--- WHAT THE TASK REQUIRES ---
Omit all pictures. Copy the rest of the material exactly.

## Start RECORDS

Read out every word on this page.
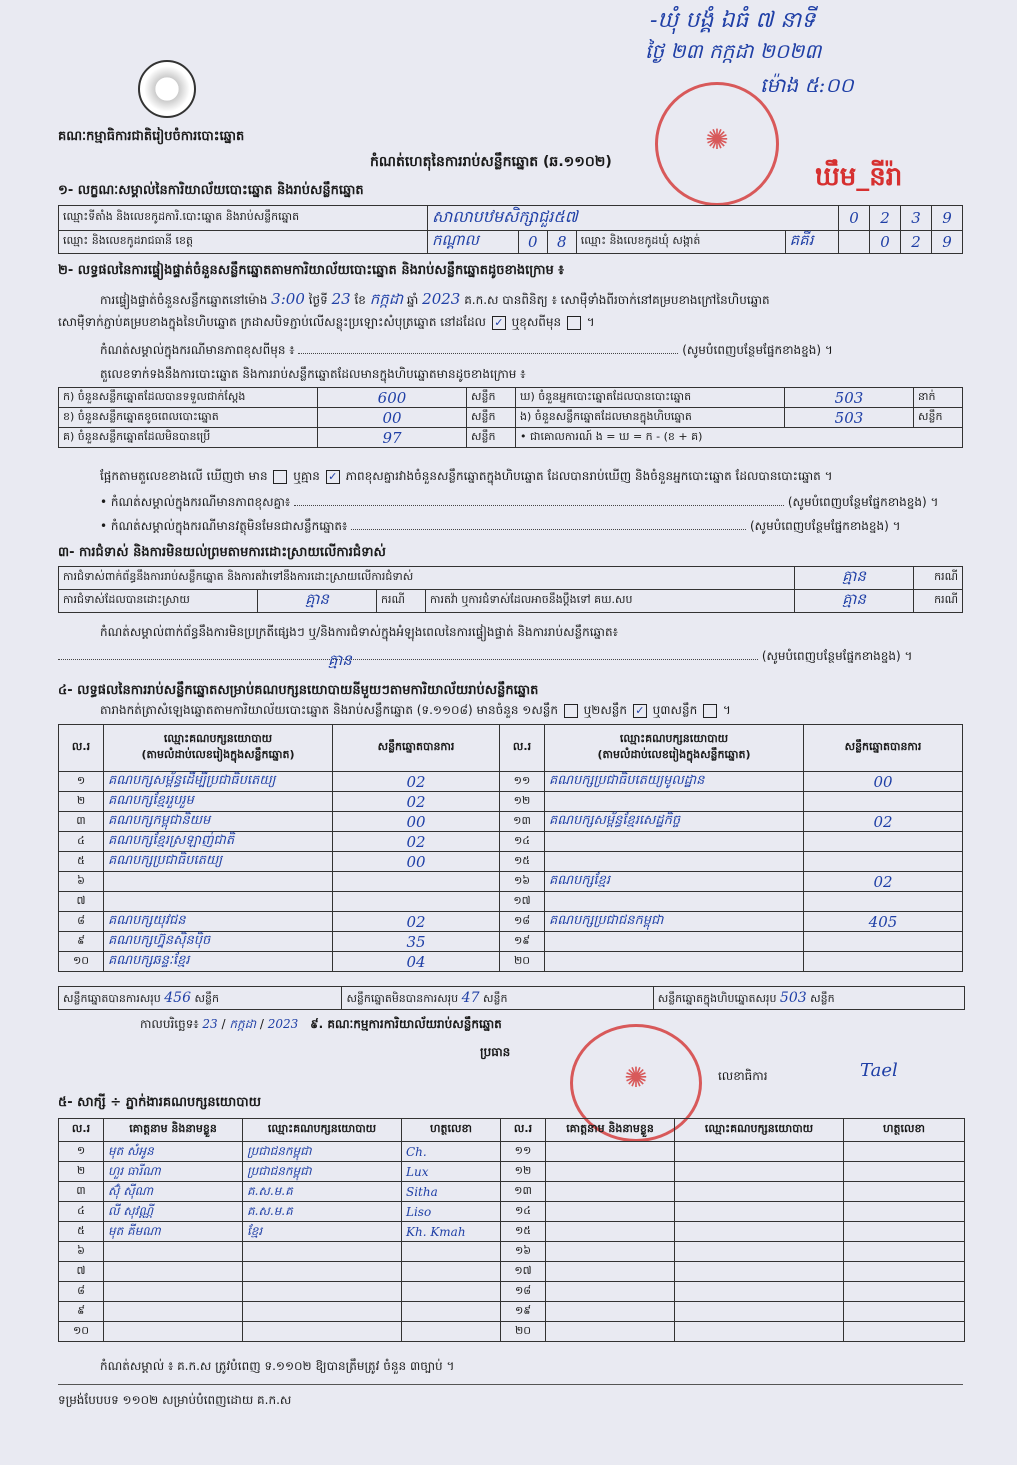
-ឃុំ បង្គំ ឯធំ ៧ នាទី
ថ្ងៃ ២៣ កក្កដា ២០២៣
ម៉ោង ៥:០០
✺
ឃឹម_នីរ៉ា
គណៈកម្មាធិការជាតិរៀបចំការបោះឆ្នោត
កំណត់ហេតុនៃការរាប់សន្លឹកឆ្នោត (ឆ.១១០២)
១- លក្ខណៈសម្គាល់នៃការិយាល័យបោះឆ្នោត និងរាប់សន្លឹកឆ្នោត
ឈ្មោះទីតាំង និងលេខកូដការិ.បោះឆ្នោត និងរាប់សន្លឹកឆ្នោត	សាលាបឋមសិក្សាជួរ៥៧					0	2	3	9
ឈ្មោះ និងលេខកូដរាជធានី ខេត្ត	កណ្ដាល	0	8	ឈ្មោះ និងលេខកូដឃុំ សង្កាត់	គគីរ		0	2	9
២- លទ្ធផលនៃការផ្ទៀងផ្ទាត់ចំនួនសន្លឹកឆ្នោតតាមការិយាល័យបោះឆ្នោត និងរាប់សន្លឹកឆ្នោតដូចខាងក្រោម ៖
ការផ្ទៀងផ្ទាត់ចំនួនសន្លឹកឆ្នោតនៅម៉ោង 3:00 ថ្ងៃទី 23 ខែ កក្កដា ឆ្នាំ 2023 គ.ក.ស បានពិនិត្យ ៖ សោម៉ឺទាំងពីរចាក់នៅគម្របខាងក្រៅនៃហិបឆ្នោត
សោម៉ឺទាក់ភ្ជាប់គម្របខាងក្នុងនៃហិបឆ្នោត ក្រដាសបិទភ្ជាប់លើសន្លុះប្រឡោះសំបុត្រឆ្នោត នៅដដែល ✓ ឬខុសពីមុន  ។
កំណត់សម្គាល់ក្នុងករណីមានភាពខុសពីមុន ៖	(សូមបំពេញបន្ថែមផ្នែកខាងខ្នង) ។
តួលេខទាក់ទងនឹងការបោះឆ្នោត និងការរាប់សន្លឹកឆ្នោតដែលមានក្នុងហិបឆ្នោតមានដូចខាងក្រោម ៖
ក) ចំនួនសន្លឹកឆ្នោតដែលបានទទួលជាក់ស្តែង	600	សន្លឹក	ឃ) ចំនួនអ្នកបោះឆ្នោតដែលបានបោះឆ្នោត	503	នាក់
ខ) ចំនួនសន្លឹកឆ្នោតខូចពេលបោះឆ្នោត	00	សន្លឹក	ង) ចំនួនសន្លឹកឆ្នោតដែលមានក្នុងហិបឆ្នោត	503	សន្លឹក
គ) ចំនួនសន្លឹកឆ្នោតដែលមិនបានប្រើ	97	សន្លឹក	• ជាគោលការណ៍ ង = ឃ = ក - (ខ + គ)		
ផ្អែកតាមតួលេខខាងលើ ឃើញថា មាន ឬគ្មាន ✓ ភាពខុសគ្នារវាងចំនួនសន្លឹកឆ្នោតក្នុងហិបឆ្នោត ដែលបានរាប់ឃើញ និងចំនួនអ្នកបោះឆ្នោត ដែលបានបោះឆ្នោត ។
• កំណត់សម្គាល់ក្នុងករណីមានភាពខុសគ្នា៖	(សូមបំពេញបន្ថែមផ្នែកខាងខ្នង) ។
• កំណត់សម្គាល់ក្នុងករណីមានវត្ថុមិនមែនជាសន្លឹកឆ្នោត៖	(សូមបំពេញបន្ថែមផ្នែកខាងខ្នង) ។
៣- ការជំទាស់ និងការមិនយល់ព្រមតាមការដោះស្រាយលើការជំទាស់
ការជំទាស់ពាក់ព័ន្ធនឹងការរាប់សន្លឹកឆ្នោត និងការតវ៉ាទៅនឹងការដោះស្រាយលើការជំទាស់				គ្មាន	ករណី
ការជំទាស់ដែលបានដោះស្រាយ	គ្មាន	ករណី	ការតវ៉ា ឬការជំទាស់ដែលអាចនឹងប្ដឹងទៅ គឃ.សប	គ្មាន	ករណី
កំណត់សម្គាល់ពាក់ព័ន្ធនឹងការមិនប្រក្រតីផ្សេងៗ ឬ/និងការជំទាស់ក្នុងអំឡុងពេលនៃការផ្ទៀងផ្ទាត់ និងការរាប់សន្លឹកឆ្នោត៖
គ្មាន	(សូមបំពេញបន្ថែមផ្នែកខាងខ្នង) ។
៤- លទ្ធផលនៃការរាប់សន្លឹកឆ្នោតសម្រាប់គណបក្សនយោបាយនីមួយៗតាមការិយាល័យរាប់សន្លឹកឆ្នោត
តារាងកត់ត្រាសំឡេងឆ្នោតតាមការិយាល័យបោះឆ្នោត និងរាប់សន្លឹកឆ្នោត (ទ.១១០៨) មានចំនួន ១សន្លឹក ឬ២សន្លឹក ✓ ឬ៣សន្លឹក  ។
ល.រ	ឈ្មោះគណបក្សនយោបាយ
(តាមលំដាប់លេខរៀងក្នុងសន្លឹកឆ្នោត)	សន្លឹកឆ្នោតបានការ	ល.រ	ឈ្មោះគណបក្សនយោបាយ
(តាមលំដាប់លេខរៀងក្នុងសន្លឹកឆ្នោត)	សន្លឹកឆ្នោតបានការ
១	គណបក្សសម្ព័ន្ធដើម្បីប្រជាធិបតេយ្យ	02	១១	គណបក្សប្រជាធិបតេយ្យមូលដ្ឋាន	00
២	គណបក្សខ្មែររួបរួម	02	១២		
៣	គណបក្សកម្ពុជានិយម	00	១៣	គណបក្សសម្ព័ន្ធខ្មែរសេដ្ឋកិច្ច	02
៤	គណបក្សខ្មែរស្រឡាញ់ជាតិ	02	១៤		
៥	គណបក្សប្រជាធិបតេយ្យ	00	១៥		
៦			១៦	គណបក្សខ្មែរ	02
៧			១៧		
៨	គណបក្សយុវជន	02	១៨	គណបក្សប្រជាជនកម្ពុជា	405
៩	គណបក្សហ្វ៊ុនស៊ិនប៉ិច	35	១៩		
១០	គណបក្សឆន្ទៈខ្មែរ	04	២០		
សន្លឹកឆ្នោតបានការសរុប 456 សន្លឹក	សន្លឹកឆ្នោតមិនបានការសរុប 47 សន្លឹក	សន្លឹកឆ្នោតក្នុងហិបឆ្នោតសរុប 503 សន្លឹក
កាលបរិច្ឆេទ៖ 23 / កក្កដា / 2023 ៩. គណៈកម្មការការិយាល័យរាប់សន្លឹកឆ្នោត
ប្រធាន
✺	លេខាធិការ	Tael
៥- សាក្សី ÷ ភ្នាក់ងារគណបក្សនយោបាយ
ល.រ	គោត្តនាម និងនាមខ្លួន	ឈ្មោះគណបក្សនយោបាយ	ហត្ថលេខា	ល.រ	គោត្តនាម និងនាមខ្លួន	ឈ្មោះគណបក្សនយោបាយ	ហត្ថលេខា
១	មុត សំអូន	ប្រជាជនកម្ពុជា	Ch.	១១			
២	ហួរ ធារីណា	ប្រជាជនកម្ពុជា	Lux	១២			
៣	ស៊ុំ ស៊ីណា	គ.ស.ម.គ	Sitha	១៣			
៤	លី សុវណ្ណី	គ.ស.ម.គ	Liso	១៤			
៥	មុត គីមណា	ខ្មែរ	Kh. Kmah	១៥			
៦				១៦			
៧				១៧			
៨				១៨			
៩				១៩			
១០				២០			
កំណត់សម្គាល់ ៖ គ.ក.ស ត្រូវបំពេញ ទ.១១០២ ឱ្យបានត្រឹមត្រូវ ចំនួន ៣ច្បាប់ ។
ទម្រង់បែបបទ ១១០២ សម្រាប់បំពេញដោយ គ.ក.ស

## End RECORDS

--- EXPECTED OUTPUT ---
Read out every word on this page.
-ឃុំ បង្គំ ឯធំ ៧ នាទី
ថ្ងៃ ២៣ កក្កដា ២០២៣
ម៉ោង ៥:០០
✺
ឃឹម_នីរ៉ា
គណៈកម្មាធិការជាតិរៀបចំការបោះឆ្នោត
កំណត់ហេតុនៃការរាប់សន្លឹកឆ្នោត (ឆ.១១០២)
១- លក្ខណៈសម្គាល់នៃការិយាល័យបោះឆ្នោត និងរាប់សន្លឹកឆ្នោត
ឈ្មោះទីតាំង និងលេខកូដការិ.បោះឆ្នោត និងរាប់សន្លឹកឆ្នោត	សាលាបឋមសិក្សាជួរ៥៧					0	2	3	9
ឈ្មោះ និងលេខកូដរាជធានី ខេត្ត	កណ្ដាល	0	8	ឈ្មោះ និងលេខកូដឃុំ សង្កាត់	គគីរ		0	2	9
២- លទ្ធផលនៃការផ្ទៀងផ្ទាត់ចំនួនសន្លឹកឆ្នោតតាមការិយាល័យបោះឆ្នោត និងរាប់សន្លឹកឆ្នោតដូចខាងក្រោម ៖
ការផ្ទៀងផ្ទាត់ចំនួនសន្លឹកឆ្នោតនៅម៉ោង 3:00 ថ្ងៃទី 23 ខែ កក្កដា ឆ្នាំ 2023 គ.ក.ស បានពិនិត្យ ៖ សោម៉ឺទាំងពីរចាក់នៅគម្របខាងក្រៅនៃហិបឆ្នោត
សោម៉ឺទាក់ភ្ជាប់គម្របខាងក្នុងនៃហិបឆ្នោត ក្រដាសបិទភ្ជាប់លើសន្លុះប្រឡោះសំបុត្រឆ្នោត នៅដដែល ✓ ឬខុសពីមុន  ។
កំណត់សម្គាល់ក្នុងករណីមានភាពខុសពីមុន ៖	(សូមបំពេញបន្ថែមផ្នែកខាងខ្នង) ។
តួលេខទាក់ទងនឹងការបោះឆ្នោត និងការរាប់សន្លឹកឆ្នោតដែលមានក្នុងហិបឆ្នោតមានដូចខាងក្រោម ៖
ក) ចំនួនសន្លឹកឆ្នោតដែលបានទទួលជាក់ស្តែង	600	សន្លឹក	ឃ) ចំនួនអ្នកបោះឆ្នោតដែលបានបោះឆ្នោត	503	នាក់
ខ) ចំនួនសន្លឹកឆ្នោតខូចពេលបោះឆ្នោត	00	សន្លឹក	ង) ចំនួនសន្លឹកឆ្នោតដែលមានក្នុងហិបឆ្នោត	503	សន្លឹក
គ) ចំនួនសន្លឹកឆ្នោតដែលមិនបានប្រើ	97	សន្លឹក	• ជាគោលការណ៍ ង = ឃ = ក - (ខ + គ)		
ផ្អែកតាមតួលេខខាងលើ ឃើញថា មាន ឬគ្មាន ✓ ភាពខុសគ្នារវាងចំនួនសន្លឹកឆ្នោតក្នុងហិបឆ្នោត ដែលបានរាប់ឃើញ និងចំនួនអ្នកបោះឆ្នោត ដែលបានបោះឆ្នោត ។
• កំណត់សម្គាល់ក្នុងករណីមានភាពខុសគ្នា៖	(សូមបំពេញបន្ថែមផ្នែកខាងខ្នង) ។
• កំណត់សម្គាល់ក្នុងករណីមានវត្ថុមិនមែនជាសន្លឹកឆ្នោត៖	(សូមបំពេញបន្ថែមផ្នែកខាងខ្នង) ។
៣- ការជំទាស់ និងការមិនយល់ព្រមតាមការដោះស្រាយលើការជំទាស់
ការជំទាស់ពាក់ព័ន្ធនឹងការរាប់សន្លឹកឆ្នោត និងការតវ៉ាទៅនឹងការដោះស្រាយលើការជំទាស់				គ្មាន	ករណី
ការជំទាស់ដែលបានដោះស្រាយ	គ្មាន	ករណី	ការតវ៉ា ឬការជំទាស់ដែលអាចនឹងប្ដឹងទៅ គឃ.សប	គ្មាន	ករណី
កំណត់សម្គាល់ពាក់ព័ន្ធនឹងការមិនប្រក្រតីផ្សេងៗ ឬ/និងការជំទាស់ក្នុងអំឡុងពេលនៃការផ្ទៀងផ្ទាត់ និងការរាប់សន្លឹកឆ្នោត៖
គ្មាន	(សូមបំពេញបន្ថែមផ្នែកខាងខ្នង) ។
៤- លទ្ធផលនៃការរាប់សន្លឹកឆ្នោតសម្រាប់គណបក្សនយោបាយនីមួយៗតាមការិយាល័យរាប់សន្លឹកឆ្នោត
តារាងកត់ត្រាសំឡេងឆ្នោតតាមការិយាល័យបោះឆ្នោត និងរាប់សន្លឹកឆ្នោត (ទ.១១០៨) មានចំនួន ១សន្លឹក ឬ២សន្លឹក ✓ ឬ៣សន្លឹក  ។
ល.រ	ឈ្មោះគណបក្សនយោបាយ
(តាមលំដាប់លេខរៀងក្នុងសន្លឹកឆ្នោត)	សន្លឹកឆ្នោតបានការ	ល.រ	ឈ្មោះគណបក្សនយោបាយ
(តាមលំដាប់លេខរៀងក្នុងសន្លឹកឆ្នោត)	សន្លឹកឆ្នោតបានការ
១	គណបក្សសម្ព័ន្ធដើម្បីប្រជាធិបតេយ្យ	02	១១	គណបក្សប្រជាធិបតេយ្យមូលដ្ឋាន	00
២	គណបក្សខ្មែររួបរួម	02	១២		
៣	គណបក្សកម្ពុជានិយម	00	១៣	គណបក្សសម្ព័ន្ធខ្មែរសេដ្ឋកិច្ច	02
៤	គណបក្សខ្មែរស្រឡាញ់ជាតិ	02	១៤		
៥	គណបក្សប្រជាធិបតេយ្យ	00	១៥		
៦			១៦	គណបក្សខ្មែរ	02
៧			១៧		
៨	គណបក្សយុវជន	02	១៨	គណបក្សប្រជាជនកម្ពុជា	405
៩	គណបក្សហ្វ៊ុនស៊ិនប៉ិច	35	១៩		
១០	គណបក្សឆន្ទៈខ្មែរ	04	២០		
សន្លឹកឆ្នោតបានការសរុប 456 សន្លឹក	សន្លឹកឆ្នោតមិនបានការសរុប 47 សន្លឹក	សន្លឹកឆ្នោតក្នុងហិបឆ្នោតសរុប 503 សន្លឹក
កាលបរិច្ឆេទ៖ 23 / កក្កដា / 2023 ៩. គណៈកម្មការការិយាល័យរាប់សន្លឹកឆ្នោត
ប្រធាន
✺	លេខាធិការ	Tael
៥- សាក្សី ÷ ភ្នាក់ងារគណបក្សនយោបាយ
ល.រ	គោត្តនាម និងនាមខ្លួន	ឈ្មោះគណបក្សនយោបាយ	ហត្ថលេខា	ល.រ	គោត្តនាម និងនាមខ្លួន	ឈ្មោះគណបក្សនយោបាយ	ហត្ថលេខា
១	មុត សំអូន	ប្រជាជនកម្ពុជា	Ch.	១១			
២	ហួរ ធារីណា	ប្រជាជនកម្ពុជា	Lux	១២			
៣	ស៊ុំ ស៊ីណា	គ.ស.ម.គ	Sitha	១៣			
៤	លី សុវណ្ណី	គ.ស.ម.គ	Liso	១៤			
៥	មុត គីមណា	ខ្មែរ	Kh. Kmah	១៥			
៦				១៦			
៧				១៧			
៨				១៨			
៩				១៩			
១០				២០			
កំណត់សម្គាល់ ៖ គ.ក.ស ត្រូវបំពេញ ទ.១១០២ ឱ្យបានត្រឹមត្រូវ ចំនួន ៣ច្បាប់ ។
ទម្រង់បែបបទ ១១០២ សម្រាប់បំពេញដោយ គ.ក.ស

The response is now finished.